> _EXERCISE INPUTS_:
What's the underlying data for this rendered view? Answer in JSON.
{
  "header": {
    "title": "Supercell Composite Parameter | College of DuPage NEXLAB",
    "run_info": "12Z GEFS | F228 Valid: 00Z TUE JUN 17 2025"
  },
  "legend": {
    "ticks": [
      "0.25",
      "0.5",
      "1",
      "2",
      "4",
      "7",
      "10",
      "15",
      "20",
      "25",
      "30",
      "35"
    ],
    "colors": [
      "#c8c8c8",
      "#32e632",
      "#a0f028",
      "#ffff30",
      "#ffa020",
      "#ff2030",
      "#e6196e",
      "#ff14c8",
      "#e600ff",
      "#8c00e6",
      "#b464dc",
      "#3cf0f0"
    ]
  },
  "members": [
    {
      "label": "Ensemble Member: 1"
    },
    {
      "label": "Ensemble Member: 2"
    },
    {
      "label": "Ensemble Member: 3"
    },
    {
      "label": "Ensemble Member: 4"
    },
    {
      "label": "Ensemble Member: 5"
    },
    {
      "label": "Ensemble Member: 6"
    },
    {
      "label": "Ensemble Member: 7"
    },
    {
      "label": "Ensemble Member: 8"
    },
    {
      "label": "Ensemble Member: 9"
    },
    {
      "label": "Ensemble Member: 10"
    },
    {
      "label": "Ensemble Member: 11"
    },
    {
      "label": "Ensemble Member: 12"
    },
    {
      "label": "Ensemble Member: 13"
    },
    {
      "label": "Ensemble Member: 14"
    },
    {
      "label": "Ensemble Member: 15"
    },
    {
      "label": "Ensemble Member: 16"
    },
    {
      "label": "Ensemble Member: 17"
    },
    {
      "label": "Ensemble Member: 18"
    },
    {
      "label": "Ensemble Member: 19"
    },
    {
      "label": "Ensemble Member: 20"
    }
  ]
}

> _PROBLEM TO SOLVE_:
Restate the listing above word for word.

> _FULL OUTPUT_:
What's the underlying data for this rendered view? Answer in JSON.
{
  "header": {
    "title": "Supercell Composite Parameter | College of DuPage NEXLAB",
    "run_info": "12Z GEFS | F228 Valid: 00Z TUE JUN 17 2025"
  },
  "legend": {
    "ticks": [
      "0.25",
      "0.5",
      "1",
      "2",
      "4",
      "7",
      "10",
      "15",
      "20",
      "25",
      "30",
      "35"
    ],
    "colors": [
      "#c8c8c8",
      "#32e632",
      "#a0f028",
      "#ffff30",
      "#ffa020",
      "#ff2030",
      "#e6196e",
      "#ff14c8",
      "#e600ff",
      "#8c00e6",
      "#b464dc",
      "#3cf0f0"
    ]
  },
  "members": [
    {
      "label": "Ensemble Member: 1"
    },
    {
      "label": "Ensemble Member: 2"
    },
    {
      "label": "Ensemble Member: 3"
    },
    {
      "label": "Ensemble Member: 4"
    },
    {
      "label": "Ensemble Member: 5"
    },
    {
      "label": "Ensemble Member: 6"
    },
    {
      "label": "Ensemble Member: 7"
    },
    {
      "label": "Ensemble Member: 8"
    },
    {
      "label": "Ensemble Member: 9"
    },
    {
      "label": "Ensemble Member: 10"
    },
    {
      "label": "Ensemble Member: 11"
    },
    {
      "label": "Ensemble Member: 12"
    },
    {
      "label": "Ensemble Member: 13"
    },
    {
      "label": "Ensemble Member: 14"
    },
    {
      "label": "Ensemble Member: 15"
    },
    {
      "label": "Ensemble Member: 16"
    },
    {
      "label": "Ensemble Member: 17"
    },
    {
      "label": "Ensemble Member: 18"
    },
    {
      "label": "Ensemble Member: 19"
    },
    {
      "label": "Ensemble Member: 20"
    }
  ]
}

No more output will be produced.